** Start of AVAILABLE DATA **
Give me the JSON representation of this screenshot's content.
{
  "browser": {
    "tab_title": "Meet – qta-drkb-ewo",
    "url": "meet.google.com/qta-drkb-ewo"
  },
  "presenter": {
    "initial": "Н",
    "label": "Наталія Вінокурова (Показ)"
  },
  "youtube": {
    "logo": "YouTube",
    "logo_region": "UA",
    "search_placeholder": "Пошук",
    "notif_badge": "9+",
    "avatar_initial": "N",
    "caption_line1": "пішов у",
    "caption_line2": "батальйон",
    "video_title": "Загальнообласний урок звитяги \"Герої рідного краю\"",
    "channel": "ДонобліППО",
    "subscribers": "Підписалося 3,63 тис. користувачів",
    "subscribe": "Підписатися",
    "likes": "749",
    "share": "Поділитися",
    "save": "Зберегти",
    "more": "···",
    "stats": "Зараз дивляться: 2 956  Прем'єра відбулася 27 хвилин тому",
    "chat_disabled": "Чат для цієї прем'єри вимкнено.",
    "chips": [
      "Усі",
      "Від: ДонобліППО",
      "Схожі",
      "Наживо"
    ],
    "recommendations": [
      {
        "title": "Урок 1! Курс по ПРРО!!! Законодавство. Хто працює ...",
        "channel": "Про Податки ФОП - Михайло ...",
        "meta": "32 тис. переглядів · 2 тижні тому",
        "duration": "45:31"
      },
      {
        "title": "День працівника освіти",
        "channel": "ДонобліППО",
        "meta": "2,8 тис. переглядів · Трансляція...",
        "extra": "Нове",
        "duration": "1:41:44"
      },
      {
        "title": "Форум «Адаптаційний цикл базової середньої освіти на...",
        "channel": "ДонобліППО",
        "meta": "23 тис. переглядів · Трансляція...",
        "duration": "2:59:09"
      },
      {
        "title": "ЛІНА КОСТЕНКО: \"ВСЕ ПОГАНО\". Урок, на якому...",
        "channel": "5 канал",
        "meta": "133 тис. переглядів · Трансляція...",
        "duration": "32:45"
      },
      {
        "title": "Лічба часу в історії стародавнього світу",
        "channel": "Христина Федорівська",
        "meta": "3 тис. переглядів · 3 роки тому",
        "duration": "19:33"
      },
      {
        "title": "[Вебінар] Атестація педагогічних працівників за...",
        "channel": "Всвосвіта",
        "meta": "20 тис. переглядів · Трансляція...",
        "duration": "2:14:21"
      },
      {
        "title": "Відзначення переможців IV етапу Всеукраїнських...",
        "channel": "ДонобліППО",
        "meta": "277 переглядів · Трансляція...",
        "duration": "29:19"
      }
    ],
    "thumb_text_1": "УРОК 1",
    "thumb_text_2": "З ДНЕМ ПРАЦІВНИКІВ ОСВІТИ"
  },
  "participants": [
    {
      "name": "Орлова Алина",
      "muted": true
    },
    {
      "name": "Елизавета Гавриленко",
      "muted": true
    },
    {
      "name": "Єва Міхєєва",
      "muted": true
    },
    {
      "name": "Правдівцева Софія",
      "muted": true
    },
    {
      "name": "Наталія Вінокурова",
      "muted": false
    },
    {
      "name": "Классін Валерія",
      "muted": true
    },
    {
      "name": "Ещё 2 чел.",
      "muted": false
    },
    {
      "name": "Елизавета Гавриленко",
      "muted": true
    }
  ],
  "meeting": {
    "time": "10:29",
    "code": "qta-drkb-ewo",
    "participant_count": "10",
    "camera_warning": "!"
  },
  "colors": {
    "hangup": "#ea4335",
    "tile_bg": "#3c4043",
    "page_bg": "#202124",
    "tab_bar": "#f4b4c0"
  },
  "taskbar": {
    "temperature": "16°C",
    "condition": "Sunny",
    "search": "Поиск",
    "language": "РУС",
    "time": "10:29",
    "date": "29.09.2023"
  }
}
** End of AVAILABLE DATA **
AIM OF THE TASK
All of the entries must be written out exactly as they stand.

OUTPUT FOR THIS TASK
Give me the JSON representation of this screenshot's content.
{
  "browser": {
    "tab_title": "Meet – qta-drkb-ewo",
    "url": "meet.google.com/qta-drkb-ewo"
  },
  "presenter": {
    "initial": "Н",
    "label": "Наталія Вінокурова (Показ)"
  },
  "youtube": {
    "logo": "YouTube",
    "logo_region": "UA",
    "search_placeholder": "Пошук",
    "notif_badge": "9+",
    "avatar_initial": "N",
    "caption_line1": "пішов у",
    "caption_line2": "батальйон",
    "video_title": "Загальнообласний урок звитяги \"Герої рідного краю\"",
    "channel": "ДонобліППО",
    "subscribers": "Підписалося 3,63 тис. користувачів",
    "subscribe": "Підписатися",
    "likes": "749",
    "share": "Поділитися",
    "save": "Зберегти",
    "more": "···",
    "stats": "Зараз дивляться: 2 956  Прем'єра відбулася 27 хвилин тому",
    "chat_disabled": "Чат для цієї прем'єри вимкнено.",
    "chips": [
      "Усі",
      "Від: ДонобліППО",
      "Схожі",
      "Наживо"
    ],
    "recommendations": [
      {
        "title": "Урок 1! Курс по ПРРО!!! Законодавство. Хто працює ...",
        "channel": "Про Податки ФОП - Михайло ...",
        "meta": "32 тис. переглядів · 2 тижні тому",
        "duration": "45:31"
      },
      {
        "title": "День працівника освіти",
        "channel": "ДонобліППО",
        "meta": "2,8 тис. переглядів · Трансляція...",
        "extra": "Нове",
        "duration": "1:41:44"
      },
      {
        "title": "Форум «Адаптаційний цикл базової середньої освіти на...",
        "channel": "ДонобліППО",
        "meta": "23 тис. переглядів · Трансляція...",
        "duration": "2:59:09"
      },
      {
        "title": "ЛІНА КОСТЕНКО: \"ВСЕ ПОГАНО\". Урок, на якому...",
        "channel": "5 канал",
        "meta": "133 тис. переглядів · Трансляція...",
        "duration": "32:45"
      },
      {
        "title": "Лічба часу в історії стародавнього світу",
        "channel": "Христина Федорівська",
        "meta": "3 тис. переглядів · 3 роки тому",
        "duration": "19:33"
      },
      {
        "title": "[Вебінар] Атестація педагогічних працівників за...",
        "channel": "Всвосвіта",
        "meta": "20 тис. переглядів · Трансляція...",
        "duration": "2:14:21"
      },
      {
        "title": "Відзначення переможців IV етапу Всеукраїнських...",
        "channel": "ДонобліППО",
        "meta": "277 переглядів · Трансляція...",
        "duration": "29:19"
      }
    ],
    "thumb_text_1": "УРОК 1",
    "thumb_text_2": "З ДНЕМ ПРАЦІВНИКІВ ОСВІТИ"
  },
  "participants": [
    {
      "name": "Орлова Алина",
      "muted": true
    },
    {
      "name": "Елизавета Гавриленко",
      "muted": true
    },
    {
      "name": "Єва Міхєєва",
      "muted": true
    },
    {
      "name": "Правдівцева Софія",
      "muted": true
    },
    {
      "name": "Наталія Вінокурова",
      "muted": false
    },
    {
      "name": "Классін Валерія",
      "muted": true
    },
    {
      "name": "Ещё 2 чел.",
      "muted": false
    },
    {
      "name": "Елизавета Гавриленко",
      "muted": true
    }
  ],
  "meeting": {
    "time": "10:29",
    "code": "qta-drkb-ewo",
    "participant_count": "10",
    "camera_warning": "!"
  },
  "colors": {
    "hangup": "#ea4335",
    "tile_bg": "#3c4043",
    "page_bg": "#202124",
    "tab_bar": "#f4b4c0"
  },
  "taskbar": {
    "temperature": "16°C",
    "condition": "Sunny",
    "search": "Поиск",
    "language": "РУС",
    "time": "10:29",
    "date": "29.09.2023"
  }
}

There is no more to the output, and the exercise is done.